**SET TASK:** Copy every record below exactly as written, but leave out the pictures.

**RECORDS SHOWN:**
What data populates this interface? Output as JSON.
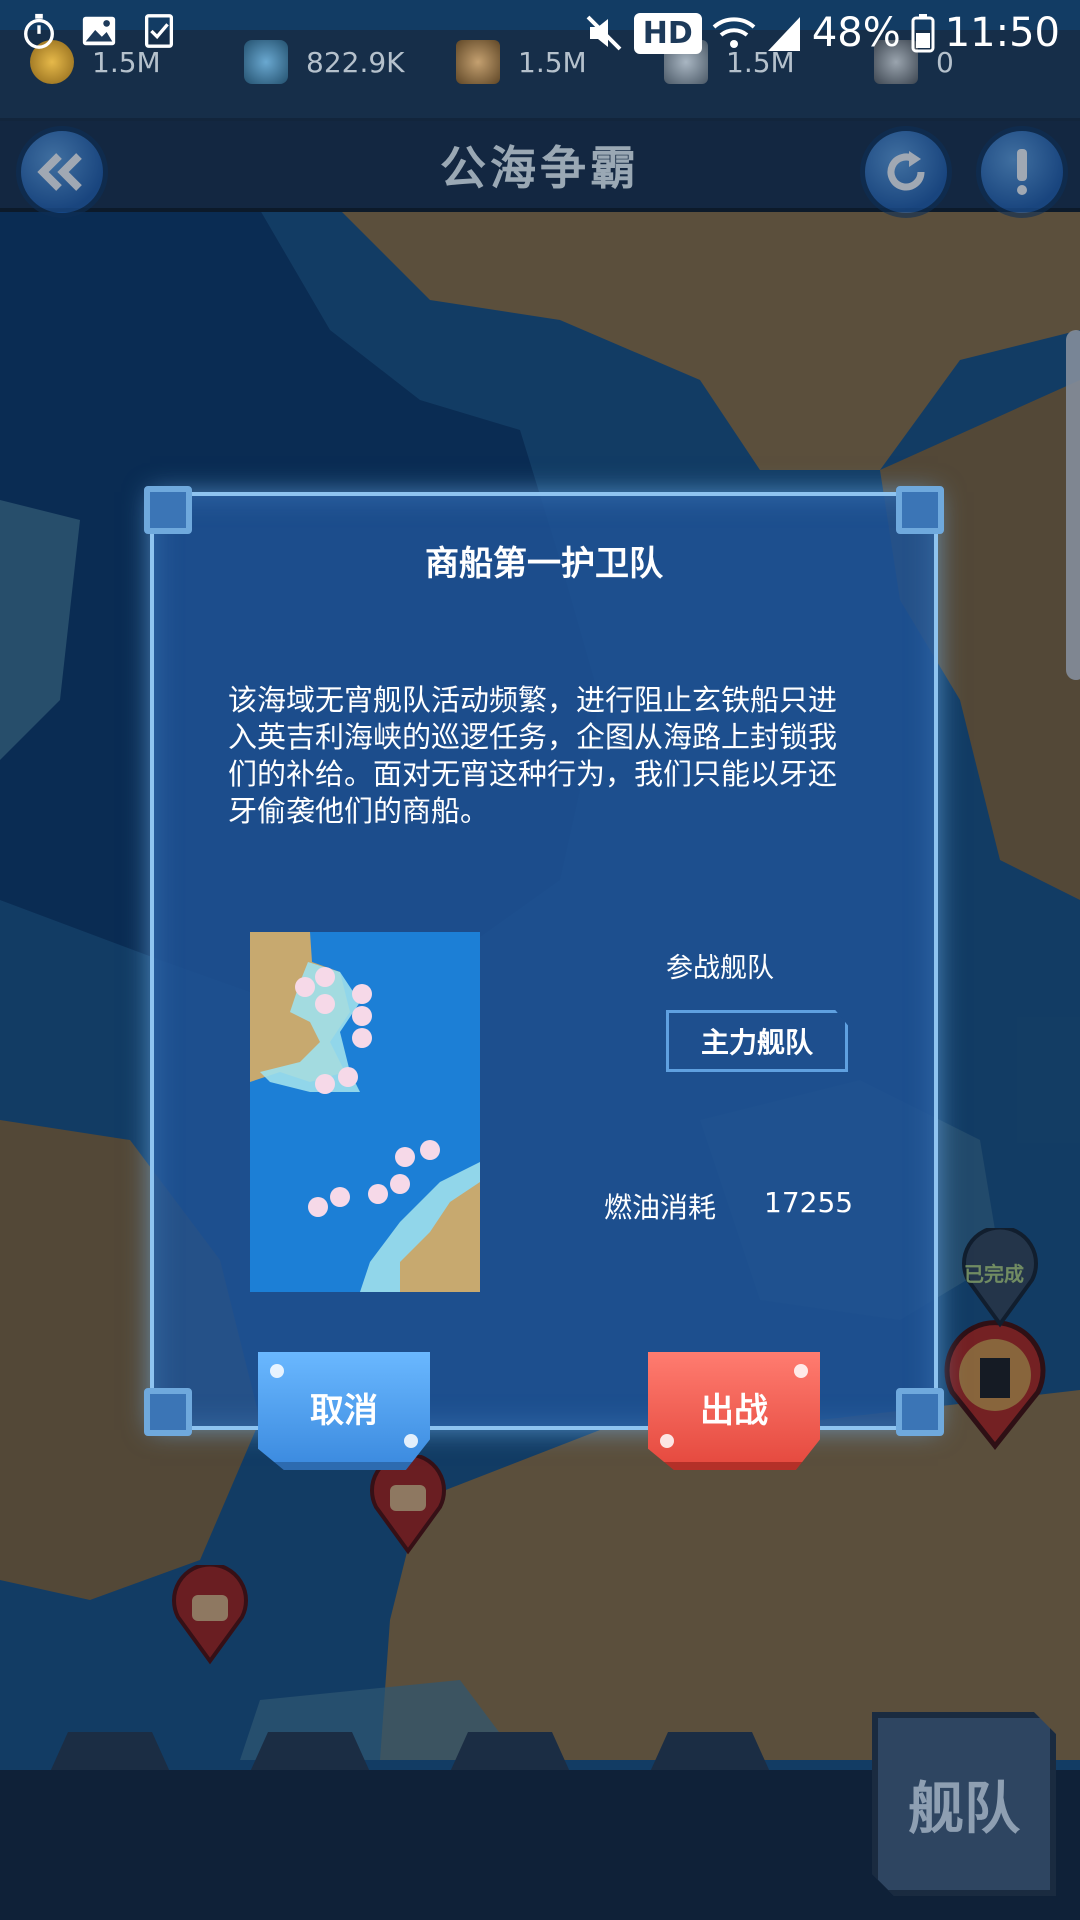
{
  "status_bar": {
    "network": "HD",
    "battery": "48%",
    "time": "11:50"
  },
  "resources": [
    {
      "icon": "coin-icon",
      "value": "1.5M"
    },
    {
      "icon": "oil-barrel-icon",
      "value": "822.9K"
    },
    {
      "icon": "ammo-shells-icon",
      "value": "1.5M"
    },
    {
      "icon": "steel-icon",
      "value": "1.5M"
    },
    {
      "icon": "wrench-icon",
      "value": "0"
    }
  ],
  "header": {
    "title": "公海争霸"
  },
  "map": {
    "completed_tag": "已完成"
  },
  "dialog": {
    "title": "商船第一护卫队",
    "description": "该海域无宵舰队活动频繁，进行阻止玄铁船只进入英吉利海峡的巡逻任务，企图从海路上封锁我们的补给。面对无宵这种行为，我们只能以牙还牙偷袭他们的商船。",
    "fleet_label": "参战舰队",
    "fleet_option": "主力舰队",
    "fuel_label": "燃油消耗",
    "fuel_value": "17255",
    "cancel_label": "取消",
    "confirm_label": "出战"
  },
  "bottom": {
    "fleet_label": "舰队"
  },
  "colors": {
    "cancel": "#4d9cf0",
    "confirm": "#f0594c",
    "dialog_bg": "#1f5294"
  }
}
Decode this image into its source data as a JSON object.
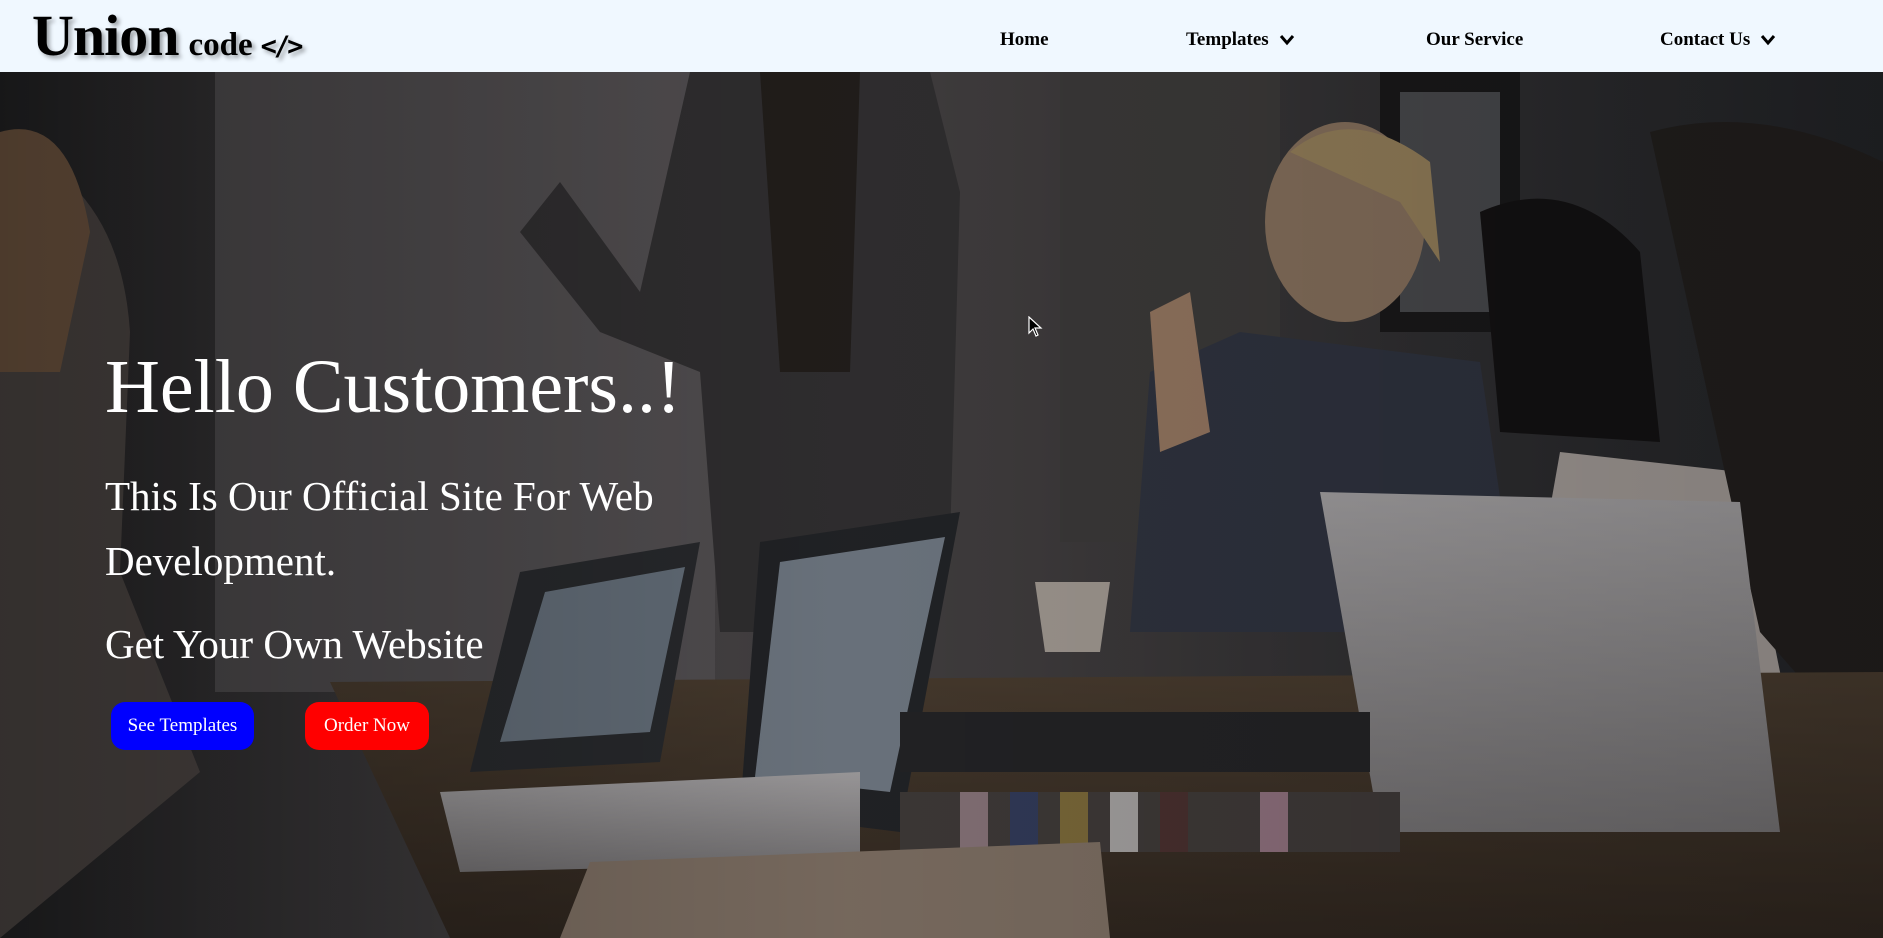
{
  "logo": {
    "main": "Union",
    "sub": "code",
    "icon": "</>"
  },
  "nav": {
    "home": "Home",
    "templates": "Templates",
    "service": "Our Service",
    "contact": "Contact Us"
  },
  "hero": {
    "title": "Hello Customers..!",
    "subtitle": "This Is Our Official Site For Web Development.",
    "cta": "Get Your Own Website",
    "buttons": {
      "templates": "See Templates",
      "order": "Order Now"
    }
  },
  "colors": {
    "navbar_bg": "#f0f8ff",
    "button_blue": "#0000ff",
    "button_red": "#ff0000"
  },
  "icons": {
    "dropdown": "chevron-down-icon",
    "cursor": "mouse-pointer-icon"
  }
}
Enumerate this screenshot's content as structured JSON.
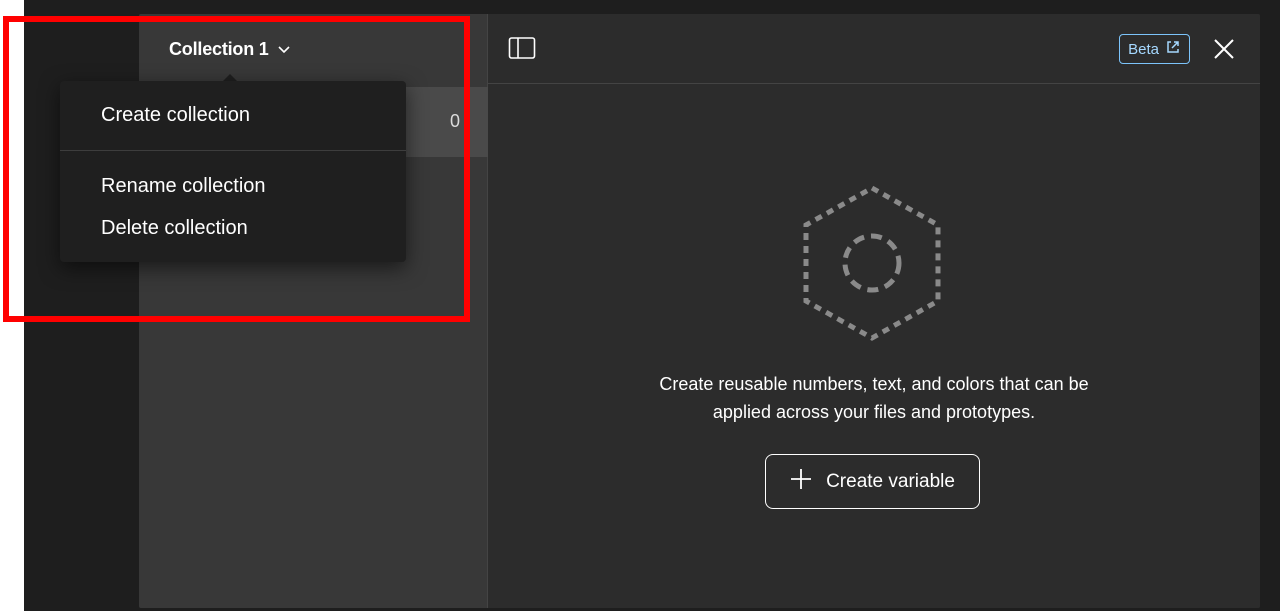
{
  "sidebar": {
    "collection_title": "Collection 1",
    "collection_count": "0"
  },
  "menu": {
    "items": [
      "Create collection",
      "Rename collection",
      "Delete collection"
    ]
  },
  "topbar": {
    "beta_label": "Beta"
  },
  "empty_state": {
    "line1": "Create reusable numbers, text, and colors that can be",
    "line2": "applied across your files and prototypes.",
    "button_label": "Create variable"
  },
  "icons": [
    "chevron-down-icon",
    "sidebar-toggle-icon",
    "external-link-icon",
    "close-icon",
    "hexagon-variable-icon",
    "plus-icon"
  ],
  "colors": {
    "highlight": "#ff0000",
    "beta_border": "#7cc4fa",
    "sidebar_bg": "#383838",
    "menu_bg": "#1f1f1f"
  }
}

**REPLY TO THE TASK:**
What data populates this interface? Output as JSON.
{
  "status_bar": {
    "network": "HD",
    "battery": "48%",
    "time": "11:50"
  },
  "resources": [
    {
      "icon": "coin-icon",
      "value": "1.5M"
    },
    {
      "icon": "oil-barrel-icon",
      "value": "822.9K"
    },
    {
      "icon": "ammo-shells-icon",
      "value": "1.5M"
    },
    {
      "icon": "steel-icon",
      "value": "1.5M"
    },
    {
      "icon": "wrench-icon",
      "value": "0"
    }
  ],
  "header": {
    "title": "公海争霸"
  },
  "map": {
    "completed_tag": "已完成"
  },
  "dialog": {
    "title": "商船第一护卫队",
    "description": "该海域无宵舰队活动频繁，进行阻止玄铁船只进入英吉利海峡的巡逻任务，企图从海路上封锁我们的补给。面对无宵这种行为，我们只能以牙还牙偷袭他们的商船。",
    "fleet_label": "参战舰队",
    "fleet_option": "主力舰队",
    "fuel_label": "燃油消耗",
    "fuel_value": "17255",
    "cancel_label": "取消",
    "confirm_label": "出战"
  },
  "bottom": {
    "fleet_label": "舰队"
  },
  "colors": {
    "cancel": "#4d9cf0",
    "confirm": "#f0594c",
    "dialog_bg": "#1f5294"
  }
}
Decode this image into its source data as a JSON object.
{
  "logo": {
    "main": "Union",
    "sub": "code",
    "icon": "</>"
  },
  "nav": {
    "home": "Home",
    "templates": "Templates",
    "service": "Our Service",
    "contact": "Contact Us"
  },
  "hero": {
    "title": "Hello Customers..!",
    "subtitle": "This Is Our Official Site For Web Development.",
    "cta": "Get Your Own Website",
    "buttons": {
      "templates": "See Templates",
      "order": "Order Now"
    }
  },
  "colors": {
    "navbar_bg": "#f0f8ff",
    "button_blue": "#0000ff",
    "button_red": "#ff0000"
  },
  "icons": {
    "dropdown": "chevron-down-icon",
    "cursor": "mouse-pointer-icon"
  }
}
Enumerate this screenshot's content as structured JSON.
{
  "sidebar": {
    "collection_title": "Collection 1",
    "collection_count": "0"
  },
  "menu": {
    "items": [
      "Create collection",
      "Rename collection",
      "Delete collection"
    ]
  },
  "topbar": {
    "beta_label": "Beta"
  },
  "empty_state": {
    "line1": "Create reusable numbers, text, and colors that can be",
    "line2": "applied across your files and prototypes.",
    "button_label": "Create variable"
  },
  "icons": [
    "chevron-down-icon",
    "sidebar-toggle-icon",
    "external-link-icon",
    "close-icon",
    "hexagon-variable-icon",
    "plus-icon"
  ],
  "colors": {
    "highlight": "#ff0000",
    "beta_border": "#7cc4fa",
    "sidebar_bg": "#383838",
    "menu_bg": "#1f1f1f"
  }
}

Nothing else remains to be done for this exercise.